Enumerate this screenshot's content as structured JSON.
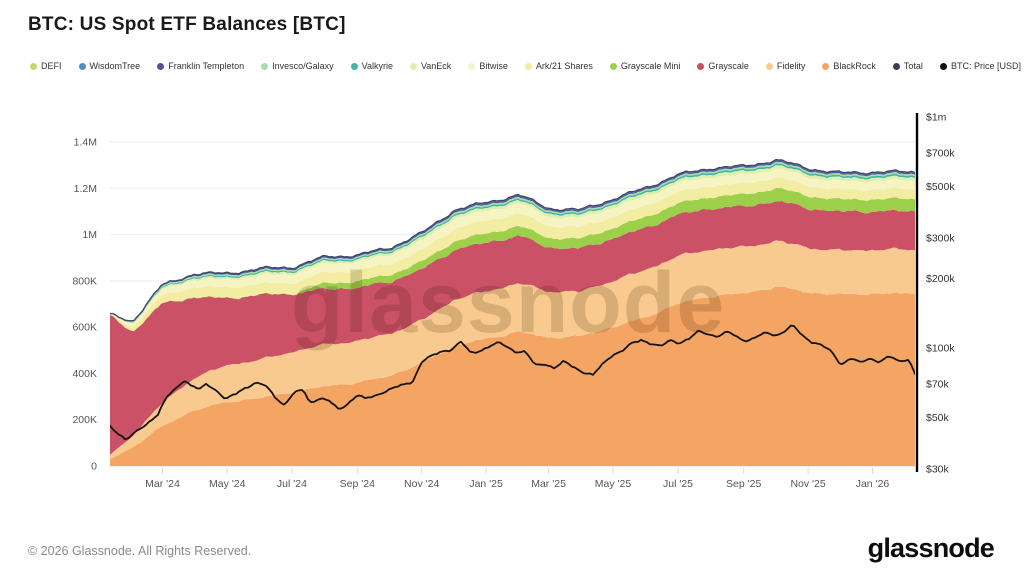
{
  "title": "BTC: US Spot ETF Balances [BTC]",
  "watermark": "glassnode",
  "footer": {
    "copyright": "© 2026 Glassnode. All Rights Reserved.",
    "logo": "glassnode"
  },
  "legend": [
    {
      "label": "DEFI",
      "color": "#bcdb6b"
    },
    {
      "label": "WisdomTree",
      "color": "#4e8fca"
    },
    {
      "label": "Franklin Templeton",
      "color": "#52519b"
    },
    {
      "label": "Invesco/Galaxy",
      "color": "#a9dcab"
    },
    {
      "label": "Valkyrie",
      "color": "#3eb6a6"
    },
    {
      "label": "VanEck",
      "color": "#e0efae"
    },
    {
      "label": "Bitwise",
      "color": "#f7f4c4"
    },
    {
      "label": "Ark/21 Shares",
      "color": "#f2eda2"
    },
    {
      "label": "Grayscale Mini",
      "color": "#9ccf4a"
    },
    {
      "label": "Grayscale",
      "color": "#cb5266"
    },
    {
      "label": "Fidelity",
      "color": "#f8ca8f"
    },
    {
      "label": "BlackRock",
      "color": "#f4a563"
    },
    {
      "label": "Total",
      "color": "#39404f"
    },
    {
      "label": "BTC: Price [USD]",
      "color": "#111111"
    }
  ],
  "chart_data": {
    "type": "area",
    "stacked": true,
    "title": "BTC: US Spot ETF Balances [BTC]",
    "x_unit": "months since 2024-01-11 (chart spans Jan '24 to Feb '26)",
    "y_unit_left": "BTC held (thousands)",
    "y_unit_right": "BTC price, USD (thousands, log scale)",
    "x": [
      0,
      0.7,
      1.6,
      2.6,
      3.6,
      4.7,
      5.7,
      6.7,
      7.7,
      8.7,
      9.7,
      10.7,
      11.7,
      12.7,
      13.6,
      14.6,
      15.6,
      16.6,
      17.6,
      18.7,
      19.7,
      20.7,
      21.7,
      22.7,
      23.7,
      25.0
    ],
    "series": [
      {
        "name": "BlackRock",
        "color": "#f4a563",
        "values": [
          28,
          80,
          170,
          240,
          275,
          295,
          320,
          345,
          360,
          390,
          445,
          520,
          550,
          580,
          555,
          560,
          600,
          640,
          700,
          735,
          745,
          775,
          750,
          740,
          745,
          745
        ]
      },
      {
        "name": "Fidelity",
        "color": "#f8ca8f",
        "values": [
          20,
          50,
          100,
          140,
          160,
          165,
          175,
          180,
          180,
          182,
          185,
          200,
          205,
          210,
          200,
          193,
          200,
          205,
          205,
          203,
          200,
          198,
          193,
          190,
          190,
          190
        ]
      },
      {
        "name": "Grayscale",
        "color": "#cb5266",
        "values": [
          600,
          450,
          430,
          350,
          290,
          280,
          250,
          240,
          230,
          225,
          220,
          215,
          210,
          205,
          190,
          185,
          183,
          181,
          179,
          177,
          175,
          173,
          170,
          168,
          166,
          165
        ]
      },
      {
        "name": "Grayscale Mini",
        "color": "#9ccf4a",
        "values": [
          0,
          0,
          0,
          0,
          0,
          0,
          0,
          25,
          28,
          30,
          33,
          37,
          40,
          42,
          42,
          43,
          45,
          47,
          48,
          50,
          52,
          55,
          54,
          52,
          53,
          54
        ]
      },
      {
        "name": "Ark/21 Shares",
        "color": "#f2eda2",
        "values": [
          2,
          20,
          35,
          44,
          46,
          47,
          48,
          47,
          46,
          47,
          50,
          55,
          55,
          56,
          52,
          50,
          50,
          50,
          49,
          48,
          47,
          46,
          44,
          42,
          43,
          43
        ]
      },
      {
        "name": "Bitwise",
        "color": "#f7f4c4",
        "values": [
          2,
          15,
          25,
          32,
          34,
          36,
          38,
          38,
          38,
          39,
          41,
          43,
          42,
          42,
          40,
          39,
          39,
          39,
          38,
          38,
          38,
          38,
          37,
          36,
          36,
          36
        ]
      },
      {
        "name": "VanEck",
        "color": "#e0efae",
        "values": [
          0.5,
          3,
          6,
          8,
          9,
          10,
          10,
          10,
          10,
          11,
          12,
          13,
          13,
          13,
          13,
          13,
          13,
          14,
          14,
          14,
          14,
          14,
          14,
          14,
          14,
          14
        ]
      },
      {
        "name": "Valkyrie",
        "color": "#3eb6a6",
        "values": [
          0.3,
          2,
          4,
          5,
          5.5,
          6,
          6,
          6,
          6,
          6,
          6.5,
          7,
          7,
          7,
          7,
          7,
          7,
          7.5,
          7.5,
          7.5,
          7.5,
          7.5,
          7.5,
          7.5,
          7.5,
          7.5
        ]
      },
      {
        "name": "Invesco/Galaxy",
        "color": "#a9dcab",
        "values": [
          0.5,
          3,
          5,
          6,
          6,
          6,
          5.5,
          5.5,
          5.5,
          5.5,
          6,
          7,
          7,
          7,
          6.5,
          6.5,
          6.5,
          7,
          7,
          7,
          7,
          7,
          7,
          7,
          7,
          7
        ]
      },
      {
        "name": "Franklin Templeton",
        "color": "#52519b",
        "values": [
          0.2,
          1.5,
          3,
          4,
          4.5,
          5,
          5,
          5,
          5,
          5,
          5.5,
          6,
          6,
          6,
          5.5,
          5.5,
          5.5,
          5.5,
          5.5,
          5.5,
          5.5,
          5.5,
          5.5,
          5.5,
          5.5,
          5.5
        ]
      },
      {
        "name": "WisdomTree",
        "color": "#4e8fca",
        "values": [
          0.1,
          0.5,
          1,
          1.5,
          2,
          2.5,
          2.5,
          2.5,
          2.5,
          2.5,
          3,
          3.5,
          3.5,
          3.5,
          3.5,
          3.5,
          3.5,
          3.5,
          3.5,
          3.5,
          3.5,
          3.5,
          3.5,
          3.5,
          3.5,
          3.5
        ]
      },
      {
        "name": "DEFI",
        "color": "#bcdb6b",
        "values": [
          0.1,
          0.1,
          0.1,
          0.1,
          0.1,
          0.1,
          0.1,
          0.1,
          0.1,
          0.1,
          0.1,
          0.1,
          0.1,
          0.1,
          0.1,
          0.1,
          0.1,
          0.1,
          0.1,
          0.1,
          0.1,
          0.1,
          0.1,
          0.1,
          0.1,
          0.1
        ]
      }
    ],
    "total": {
      "name": "Total",
      "color": "#3d4a6b",
      "values": [
        653.7,
        625.1,
        779.1,
        830.6,
        832.1,
        852.6,
        860.1,
        904.1,
        911.1,
        943.1,
        1007.1,
        1106.6,
        1138.6,
        1171.6,
        1114.6,
        1105.6,
        1152.6,
        1199.6,
        1256.6,
        1288.6,
        1294.6,
        1322.6,
        1285.6,
        1265.6,
        1270.6,
        1270.6
      ]
    },
    "price": {
      "name": "BTC: Price [USD]",
      "color": "#141414",
      "axis": "right",
      "x": [
        0,
        0.3,
        0.5,
        0.8,
        1.2,
        1.5,
        1.8,
        2.1,
        2.3,
        2.5,
        2.8,
        3.0,
        3.3,
        3.6,
        3.9,
        4.2,
        4.5,
        4.8,
        5.1,
        5.4,
        5.7,
        6.0,
        6.2,
        6.5,
        6.8,
        7.1,
        7.4,
        7.7,
        7.9,
        8.2,
        8.5,
        8.8,
        9.1,
        9.4,
        9.7,
        10.0,
        10.3,
        10.6,
        10.9,
        11.2,
        11.5,
        11.8,
        12.1,
        12.3,
        12.6,
        12.9,
        13.2,
        13.5,
        13.8,
        14.1,
        14.4,
        14.7,
        15.0,
        15.3,
        15.6,
        15.9,
        16.2,
        16.5,
        16.8,
        17.1,
        17.4,
        17.7,
        18.0,
        18.3,
        18.6,
        18.9,
        19.2,
        19.5,
        19.8,
        20.1,
        20.4,
        20.7,
        21.0,
        21.2,
        21.5,
        21.8,
        22.1,
        22.4,
        22.7,
        23.0,
        23.3,
        23.6,
        23.9,
        24.2,
        24.5,
        24.8,
        25.0
      ],
      "values": [
        46,
        42.5,
        40,
        43,
        48,
        52,
        62,
        68,
        73.5,
        69,
        66,
        70,
        66,
        60,
        63,
        67.5,
        71,
        69,
        62,
        57,
        63.5,
        66,
        58,
        61,
        59,
        54,
        58,
        63,
        60,
        62,
        65,
        67,
        69,
        72,
        88,
        92,
        97,
        99,
        106,
        95,
        98,
        102,
        105,
        102,
        97,
        96,
        84,
        86,
        82,
        87,
        83,
        79,
        76,
        85,
        94,
        97,
        104,
        109,
        105,
        101,
        108,
        106,
        110,
        118,
        115,
        113,
        117,
        111,
        108,
        112,
        116,
        114,
        120,
        125,
        113,
        107,
        103,
        96,
        85,
        91,
        86,
        90,
        88,
        92,
        87,
        90,
        78
      ]
    },
    "axes": {
      "left": {
        "labels": [
          "0",
          "200K",
          "400K",
          "600K",
          "800K",
          "1M",
          "1.2M",
          "1.4M"
        ],
        "values": [
          0,
          200,
          400,
          600,
          800,
          1000,
          1200,
          1400
        ]
      },
      "right": {
        "labels": [
          "$30k",
          "$50k",
          "$70k",
          "$100k",
          "$200k",
          "$300k",
          "$500k",
          "$700k",
          "$1m"
        ],
        "values": [
          30,
          50,
          70,
          100,
          200,
          300,
          500,
          700,
          1000
        ],
        "scale": "log"
      },
      "x": {
        "labels": [
          "Mar '24",
          "May '24",
          "Jul '24",
          "Sep '24",
          "Nov '24",
          "Jan '25",
          "Mar '25",
          "May '25",
          "Jul '25",
          "Sep '25",
          "Nov '25",
          "Jan '26"
        ],
        "months": [
          1.63,
          3.64,
          5.65,
          7.68,
          9.68,
          11.68,
          13.62,
          15.62,
          17.64,
          19.68,
          21.68,
          23.68
        ]
      },
      "grid": true,
      "legend_position": "top"
    }
  }
}
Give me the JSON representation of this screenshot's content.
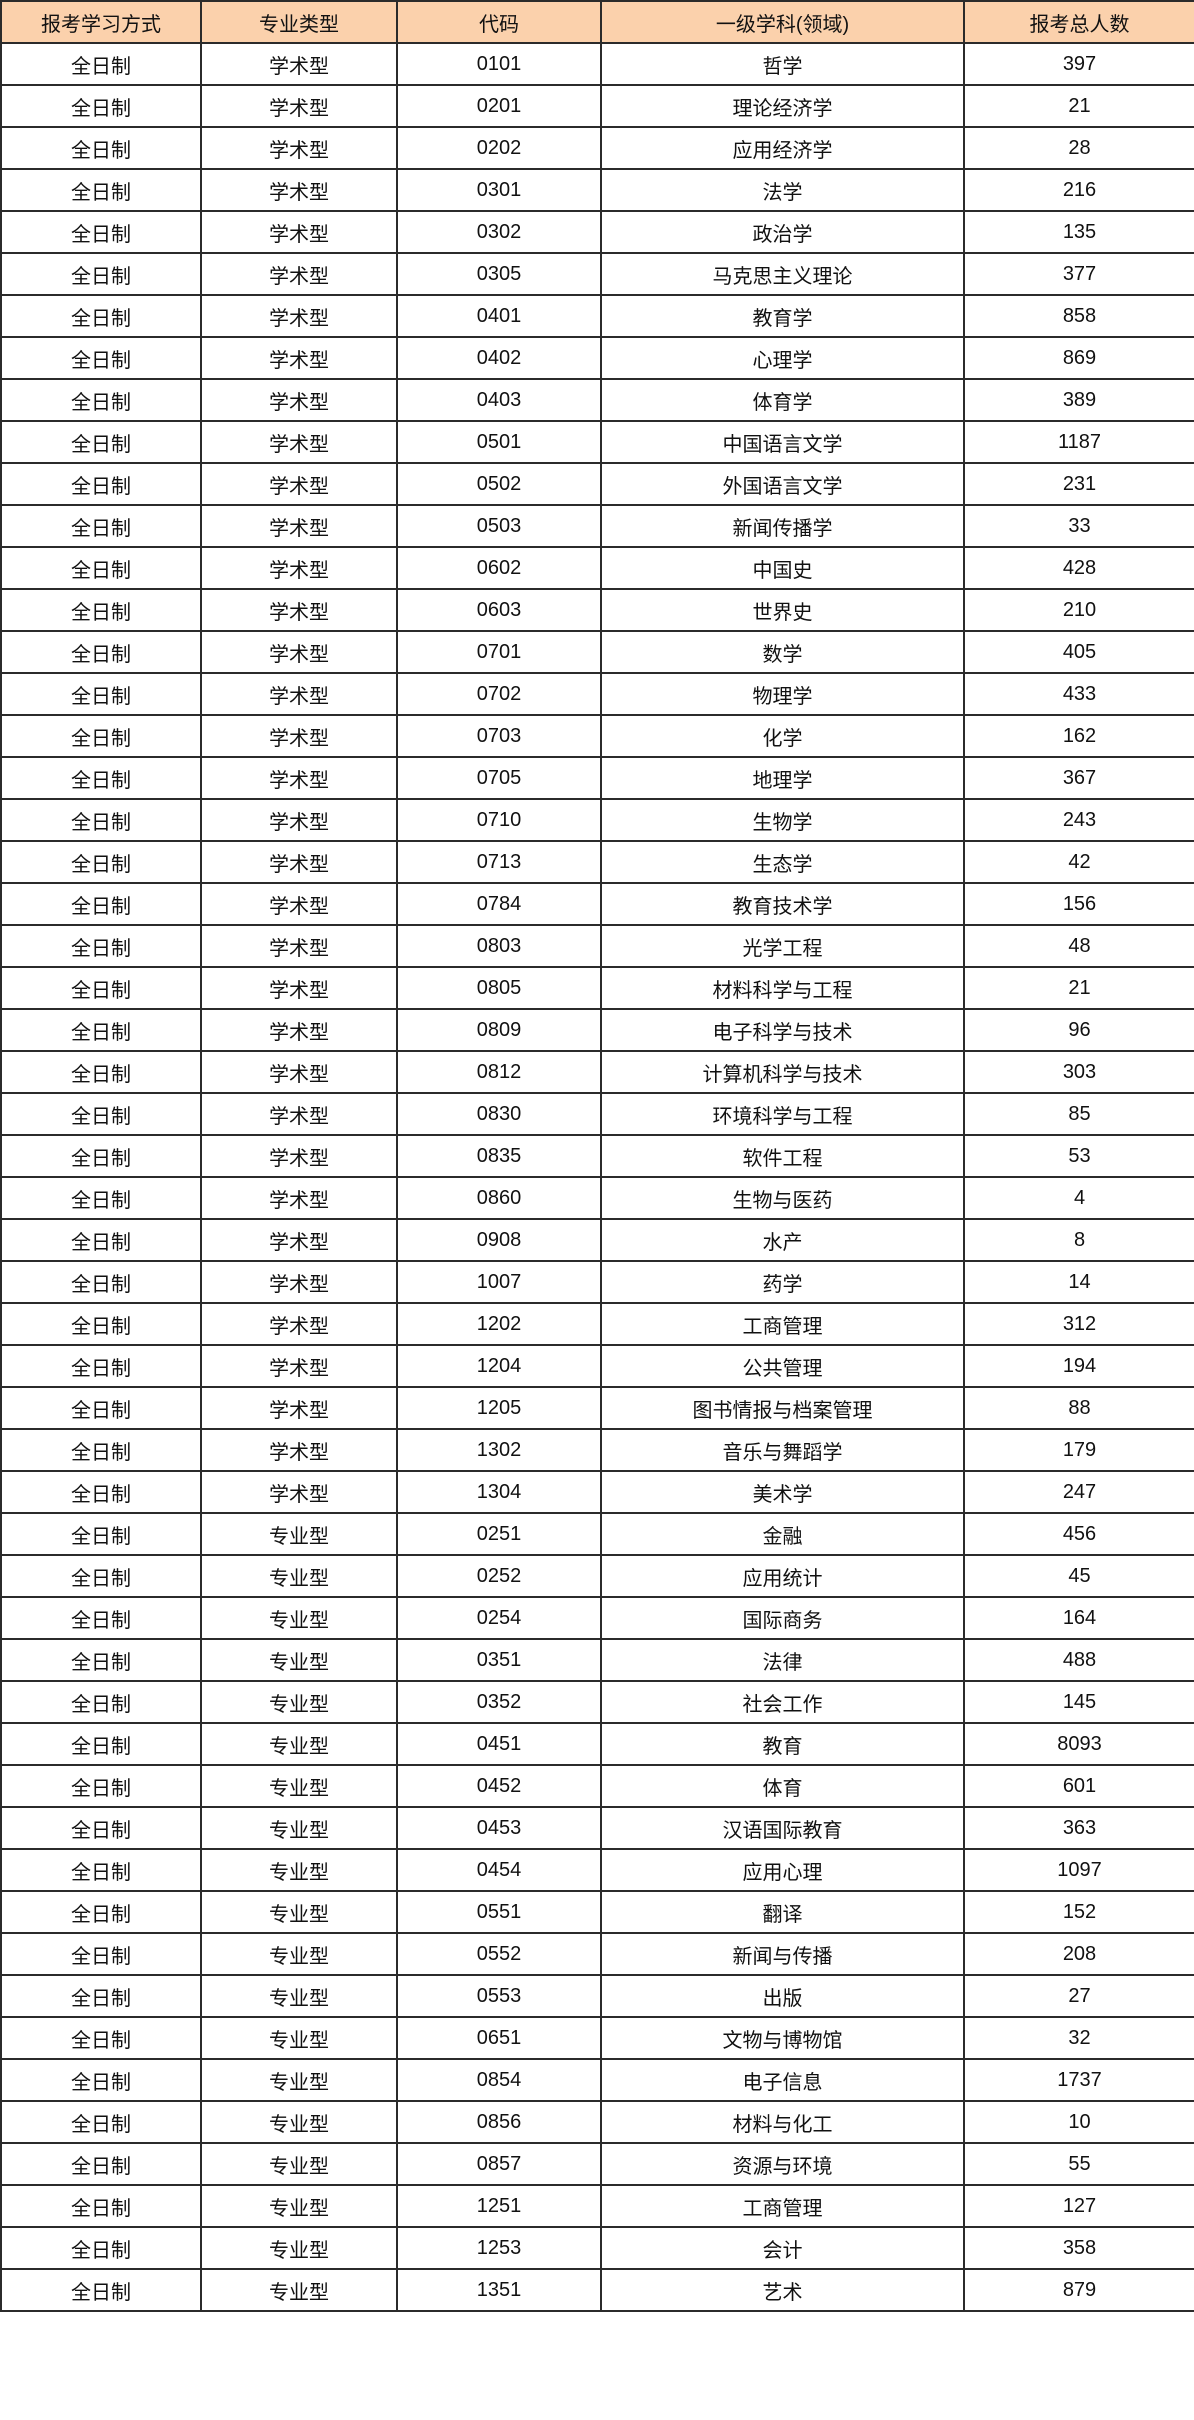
{
  "colors": {
    "header_bg": "#fbd1ac",
    "border": "#2b2b2b",
    "text": "#111111",
    "row_bg": "#ffffff"
  },
  "table": {
    "columns": [
      {
        "label": "报考学习方式"
      },
      {
        "label": "专业类型"
      },
      {
        "label": "代码"
      },
      {
        "label": "一级学科(领域)"
      },
      {
        "label": "报考总人数"
      }
    ],
    "rows": [
      [
        "全日制",
        "学术型",
        "0101",
        "哲学",
        "397"
      ],
      [
        "全日制",
        "学术型",
        "0201",
        "理论经济学",
        "21"
      ],
      [
        "全日制",
        "学术型",
        "0202",
        "应用经济学",
        "28"
      ],
      [
        "全日制",
        "学术型",
        "0301",
        "法学",
        "216"
      ],
      [
        "全日制",
        "学术型",
        "0302",
        "政治学",
        "135"
      ],
      [
        "全日制",
        "学术型",
        "0305",
        "马克思主义理论",
        "377"
      ],
      [
        "全日制",
        "学术型",
        "0401",
        "教育学",
        "858"
      ],
      [
        "全日制",
        "学术型",
        "0402",
        "心理学",
        "869"
      ],
      [
        "全日制",
        "学术型",
        "0403",
        "体育学",
        "389"
      ],
      [
        "全日制",
        "学术型",
        "0501",
        "中国语言文学",
        "1187"
      ],
      [
        "全日制",
        "学术型",
        "0502",
        "外国语言文学",
        "231"
      ],
      [
        "全日制",
        "学术型",
        "0503",
        "新闻传播学",
        "33"
      ],
      [
        "全日制",
        "学术型",
        "0602",
        "中国史",
        "428"
      ],
      [
        "全日制",
        "学术型",
        "0603",
        "世界史",
        "210"
      ],
      [
        "全日制",
        "学术型",
        "0701",
        "数学",
        "405"
      ],
      [
        "全日制",
        "学术型",
        "0702",
        "物理学",
        "433"
      ],
      [
        "全日制",
        "学术型",
        "0703",
        "化学",
        "162"
      ],
      [
        "全日制",
        "学术型",
        "0705",
        "地理学",
        "367"
      ],
      [
        "全日制",
        "学术型",
        "0710",
        "生物学",
        "243"
      ],
      [
        "全日制",
        "学术型",
        "0713",
        "生态学",
        "42"
      ],
      [
        "全日制",
        "学术型",
        "0784",
        "教育技术学",
        "156"
      ],
      [
        "全日制",
        "学术型",
        "0803",
        "光学工程",
        "48"
      ],
      [
        "全日制",
        "学术型",
        "0805",
        "材料科学与工程",
        "21"
      ],
      [
        "全日制",
        "学术型",
        "0809",
        "电子科学与技术",
        "96"
      ],
      [
        "全日制",
        "学术型",
        "0812",
        "计算机科学与技术",
        "303"
      ],
      [
        "全日制",
        "学术型",
        "0830",
        "环境科学与工程",
        "85"
      ],
      [
        "全日制",
        "学术型",
        "0835",
        "软件工程",
        "53"
      ],
      [
        "全日制",
        "学术型",
        "0860",
        "生物与医药",
        "4"
      ],
      [
        "全日制",
        "学术型",
        "0908",
        "水产",
        "8"
      ],
      [
        "全日制",
        "学术型",
        "1007",
        "药学",
        "14"
      ],
      [
        "全日制",
        "学术型",
        "1202",
        "工商管理",
        "312"
      ],
      [
        "全日制",
        "学术型",
        "1204",
        "公共管理",
        "194"
      ],
      [
        "全日制",
        "学术型",
        "1205",
        "图书情报与档案管理",
        "88"
      ],
      [
        "全日制",
        "学术型",
        "1302",
        "音乐与舞蹈学",
        "179"
      ],
      [
        "全日制",
        "学术型",
        "1304",
        "美术学",
        "247"
      ],
      [
        "全日制",
        "专业型",
        "0251",
        "金融",
        "456"
      ],
      [
        "全日制",
        "专业型",
        "0252",
        "应用统计",
        "45"
      ],
      [
        "全日制",
        "专业型",
        "0254",
        "国际商务",
        "164"
      ],
      [
        "全日制",
        "专业型",
        "0351",
        "法律",
        "488"
      ],
      [
        "全日制",
        "专业型",
        "0352",
        "社会工作",
        "145"
      ],
      [
        "全日制",
        "专业型",
        "0451",
        "教育",
        "8093"
      ],
      [
        "全日制",
        "专业型",
        "0452",
        "体育",
        "601"
      ],
      [
        "全日制",
        "专业型",
        "0453",
        "汉语国际教育",
        "363"
      ],
      [
        "全日制",
        "专业型",
        "0454",
        "应用心理",
        "1097"
      ],
      [
        "全日制",
        "专业型",
        "0551",
        "翻译",
        "152"
      ],
      [
        "全日制",
        "专业型",
        "0552",
        "新闻与传播",
        "208"
      ],
      [
        "全日制",
        "专业型",
        "0553",
        "出版",
        "27"
      ],
      [
        "全日制",
        "专业型",
        "0651",
        "文物与博物馆",
        "32"
      ],
      [
        "全日制",
        "专业型",
        "0854",
        "电子信息",
        "1737"
      ],
      [
        "全日制",
        "专业型",
        "0856",
        "材料与化工",
        "10"
      ],
      [
        "全日制",
        "专业型",
        "0857",
        "资源与环境",
        "55"
      ],
      [
        "全日制",
        "专业型",
        "1251",
        "工商管理",
        "127"
      ],
      [
        "全日制",
        "专业型",
        "1253",
        "会计",
        "358"
      ],
      [
        "全日制",
        "专业型",
        "1351",
        "艺术",
        "879"
      ]
    ]
  }
}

++++++++++

Goal:
Report each line in the data that holds the word "this".

Written reply:
Enumerate this screenshot's content as structured JSON.
Give me the JSON representation of this screenshot's content.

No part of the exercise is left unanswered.